> **Your goal**:
State only the number of lines that include "años".

Records from a collection of figures
☆ ☆ ☆ ☆

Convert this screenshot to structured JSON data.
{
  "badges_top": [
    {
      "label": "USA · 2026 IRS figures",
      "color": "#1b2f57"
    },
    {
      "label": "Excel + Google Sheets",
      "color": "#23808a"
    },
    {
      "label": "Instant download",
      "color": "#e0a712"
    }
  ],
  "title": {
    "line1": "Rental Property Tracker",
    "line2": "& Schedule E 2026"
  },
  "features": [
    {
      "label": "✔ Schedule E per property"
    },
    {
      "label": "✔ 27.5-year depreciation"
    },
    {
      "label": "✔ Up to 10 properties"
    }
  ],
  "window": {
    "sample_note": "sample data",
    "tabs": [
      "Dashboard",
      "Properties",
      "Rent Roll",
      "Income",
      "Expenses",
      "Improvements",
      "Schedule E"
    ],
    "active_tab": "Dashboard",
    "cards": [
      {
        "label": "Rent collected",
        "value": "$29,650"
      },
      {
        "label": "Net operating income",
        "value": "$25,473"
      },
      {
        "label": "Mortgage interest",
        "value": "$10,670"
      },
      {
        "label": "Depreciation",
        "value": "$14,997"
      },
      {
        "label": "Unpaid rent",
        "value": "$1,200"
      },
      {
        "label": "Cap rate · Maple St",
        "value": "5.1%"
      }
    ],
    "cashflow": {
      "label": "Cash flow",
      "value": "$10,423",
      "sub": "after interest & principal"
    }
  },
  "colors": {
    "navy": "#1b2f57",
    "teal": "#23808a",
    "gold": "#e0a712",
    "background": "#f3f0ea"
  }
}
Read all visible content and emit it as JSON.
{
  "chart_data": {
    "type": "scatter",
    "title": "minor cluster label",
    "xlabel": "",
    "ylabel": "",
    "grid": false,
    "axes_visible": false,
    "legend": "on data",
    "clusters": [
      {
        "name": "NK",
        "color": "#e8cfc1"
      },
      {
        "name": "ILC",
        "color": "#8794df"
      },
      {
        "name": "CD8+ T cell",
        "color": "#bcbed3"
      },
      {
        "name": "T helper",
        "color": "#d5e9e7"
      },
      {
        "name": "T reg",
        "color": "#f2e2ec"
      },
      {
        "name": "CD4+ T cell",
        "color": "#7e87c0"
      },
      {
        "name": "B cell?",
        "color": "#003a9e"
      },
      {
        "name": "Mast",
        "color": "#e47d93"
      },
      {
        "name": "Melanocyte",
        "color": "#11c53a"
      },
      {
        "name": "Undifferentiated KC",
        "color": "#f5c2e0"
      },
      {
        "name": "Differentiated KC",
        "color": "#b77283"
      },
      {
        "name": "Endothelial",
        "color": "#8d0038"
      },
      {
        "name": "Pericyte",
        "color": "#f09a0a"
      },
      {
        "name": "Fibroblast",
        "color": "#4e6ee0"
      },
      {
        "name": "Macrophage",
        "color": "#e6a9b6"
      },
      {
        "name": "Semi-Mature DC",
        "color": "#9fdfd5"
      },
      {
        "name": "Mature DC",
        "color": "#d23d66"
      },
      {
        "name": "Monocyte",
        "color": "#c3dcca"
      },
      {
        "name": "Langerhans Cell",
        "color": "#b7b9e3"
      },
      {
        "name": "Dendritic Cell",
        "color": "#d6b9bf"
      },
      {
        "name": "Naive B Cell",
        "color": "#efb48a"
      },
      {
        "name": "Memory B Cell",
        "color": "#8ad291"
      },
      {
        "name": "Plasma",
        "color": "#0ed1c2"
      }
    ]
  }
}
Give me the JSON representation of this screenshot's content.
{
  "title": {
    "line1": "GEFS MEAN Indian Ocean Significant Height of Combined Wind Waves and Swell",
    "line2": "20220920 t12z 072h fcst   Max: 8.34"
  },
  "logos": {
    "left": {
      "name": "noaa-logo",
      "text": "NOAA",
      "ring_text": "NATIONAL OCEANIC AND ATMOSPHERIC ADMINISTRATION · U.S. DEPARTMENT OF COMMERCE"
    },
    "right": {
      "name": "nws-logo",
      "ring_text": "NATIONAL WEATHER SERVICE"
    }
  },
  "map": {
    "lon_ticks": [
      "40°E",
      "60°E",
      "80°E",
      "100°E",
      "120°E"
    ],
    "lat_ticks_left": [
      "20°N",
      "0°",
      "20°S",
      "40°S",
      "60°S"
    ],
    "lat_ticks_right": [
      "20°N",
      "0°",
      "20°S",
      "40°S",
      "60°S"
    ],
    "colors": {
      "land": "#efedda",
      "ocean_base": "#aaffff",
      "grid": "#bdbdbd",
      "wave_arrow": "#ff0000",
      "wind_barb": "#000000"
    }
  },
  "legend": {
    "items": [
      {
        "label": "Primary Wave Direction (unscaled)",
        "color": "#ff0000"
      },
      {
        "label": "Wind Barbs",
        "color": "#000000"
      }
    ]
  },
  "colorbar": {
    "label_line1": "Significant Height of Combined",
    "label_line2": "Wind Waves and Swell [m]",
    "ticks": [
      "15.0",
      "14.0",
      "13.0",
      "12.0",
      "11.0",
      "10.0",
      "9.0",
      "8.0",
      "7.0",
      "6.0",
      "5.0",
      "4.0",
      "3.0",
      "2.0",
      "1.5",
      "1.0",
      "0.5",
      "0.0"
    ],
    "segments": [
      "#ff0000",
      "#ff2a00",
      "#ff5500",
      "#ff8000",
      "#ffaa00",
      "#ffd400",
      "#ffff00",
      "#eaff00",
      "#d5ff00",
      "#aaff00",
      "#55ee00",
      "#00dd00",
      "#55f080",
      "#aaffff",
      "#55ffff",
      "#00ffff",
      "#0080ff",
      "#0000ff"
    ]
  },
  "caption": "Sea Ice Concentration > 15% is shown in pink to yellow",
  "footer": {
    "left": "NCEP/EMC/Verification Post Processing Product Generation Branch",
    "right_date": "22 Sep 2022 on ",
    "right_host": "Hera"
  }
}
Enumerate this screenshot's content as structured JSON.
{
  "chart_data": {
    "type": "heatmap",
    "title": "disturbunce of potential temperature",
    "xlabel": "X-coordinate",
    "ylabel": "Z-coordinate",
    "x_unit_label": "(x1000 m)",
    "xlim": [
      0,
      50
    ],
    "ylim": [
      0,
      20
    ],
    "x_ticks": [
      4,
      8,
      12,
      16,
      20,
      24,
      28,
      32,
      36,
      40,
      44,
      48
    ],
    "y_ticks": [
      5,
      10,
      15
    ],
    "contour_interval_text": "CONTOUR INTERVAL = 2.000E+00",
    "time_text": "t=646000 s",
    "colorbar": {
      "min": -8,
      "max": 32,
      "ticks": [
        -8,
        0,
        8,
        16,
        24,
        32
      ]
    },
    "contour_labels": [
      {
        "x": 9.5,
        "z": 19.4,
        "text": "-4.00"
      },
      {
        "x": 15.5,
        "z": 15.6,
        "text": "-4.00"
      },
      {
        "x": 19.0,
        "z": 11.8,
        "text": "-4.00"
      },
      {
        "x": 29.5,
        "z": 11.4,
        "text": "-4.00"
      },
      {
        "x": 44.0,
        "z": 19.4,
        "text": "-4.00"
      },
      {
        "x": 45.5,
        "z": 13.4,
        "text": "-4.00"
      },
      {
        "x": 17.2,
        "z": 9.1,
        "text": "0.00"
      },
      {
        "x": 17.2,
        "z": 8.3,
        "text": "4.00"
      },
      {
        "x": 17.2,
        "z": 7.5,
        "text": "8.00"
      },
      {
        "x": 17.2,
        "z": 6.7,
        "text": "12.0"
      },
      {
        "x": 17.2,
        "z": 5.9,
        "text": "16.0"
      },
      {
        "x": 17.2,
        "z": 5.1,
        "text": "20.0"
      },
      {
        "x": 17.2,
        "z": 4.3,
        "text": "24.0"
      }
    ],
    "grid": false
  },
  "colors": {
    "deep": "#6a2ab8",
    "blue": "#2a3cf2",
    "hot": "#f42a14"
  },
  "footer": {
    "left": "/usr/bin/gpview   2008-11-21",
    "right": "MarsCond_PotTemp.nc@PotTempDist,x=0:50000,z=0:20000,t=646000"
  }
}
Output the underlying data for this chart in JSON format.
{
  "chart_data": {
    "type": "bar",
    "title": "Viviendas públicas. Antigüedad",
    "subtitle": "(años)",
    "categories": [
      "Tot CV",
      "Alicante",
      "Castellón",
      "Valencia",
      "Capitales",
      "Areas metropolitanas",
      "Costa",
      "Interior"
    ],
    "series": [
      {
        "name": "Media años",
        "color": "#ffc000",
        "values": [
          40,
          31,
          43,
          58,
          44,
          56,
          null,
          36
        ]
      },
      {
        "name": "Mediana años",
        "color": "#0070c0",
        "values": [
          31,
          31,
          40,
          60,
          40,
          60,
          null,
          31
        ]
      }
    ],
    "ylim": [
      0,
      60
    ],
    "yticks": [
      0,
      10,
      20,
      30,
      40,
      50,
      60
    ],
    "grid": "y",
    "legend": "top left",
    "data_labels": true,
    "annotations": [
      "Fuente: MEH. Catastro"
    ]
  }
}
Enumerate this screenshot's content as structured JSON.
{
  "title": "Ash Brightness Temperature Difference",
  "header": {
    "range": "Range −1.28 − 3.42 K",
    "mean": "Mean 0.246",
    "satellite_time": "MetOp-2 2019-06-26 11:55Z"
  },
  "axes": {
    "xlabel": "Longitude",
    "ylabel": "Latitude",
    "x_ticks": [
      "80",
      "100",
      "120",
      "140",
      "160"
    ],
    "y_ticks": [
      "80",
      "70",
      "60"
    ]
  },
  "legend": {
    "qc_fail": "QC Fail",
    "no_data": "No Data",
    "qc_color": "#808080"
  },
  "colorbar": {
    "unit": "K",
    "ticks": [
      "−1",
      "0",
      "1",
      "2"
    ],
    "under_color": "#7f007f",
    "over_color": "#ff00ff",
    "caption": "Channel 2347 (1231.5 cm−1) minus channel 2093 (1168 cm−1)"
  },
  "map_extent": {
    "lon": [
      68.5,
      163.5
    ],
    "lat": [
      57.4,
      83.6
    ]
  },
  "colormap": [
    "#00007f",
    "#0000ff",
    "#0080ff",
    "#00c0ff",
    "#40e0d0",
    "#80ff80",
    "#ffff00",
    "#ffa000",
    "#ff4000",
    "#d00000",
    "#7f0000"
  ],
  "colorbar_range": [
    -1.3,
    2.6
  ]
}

☆ ☆ ☆ ☆

> **Solution**:
3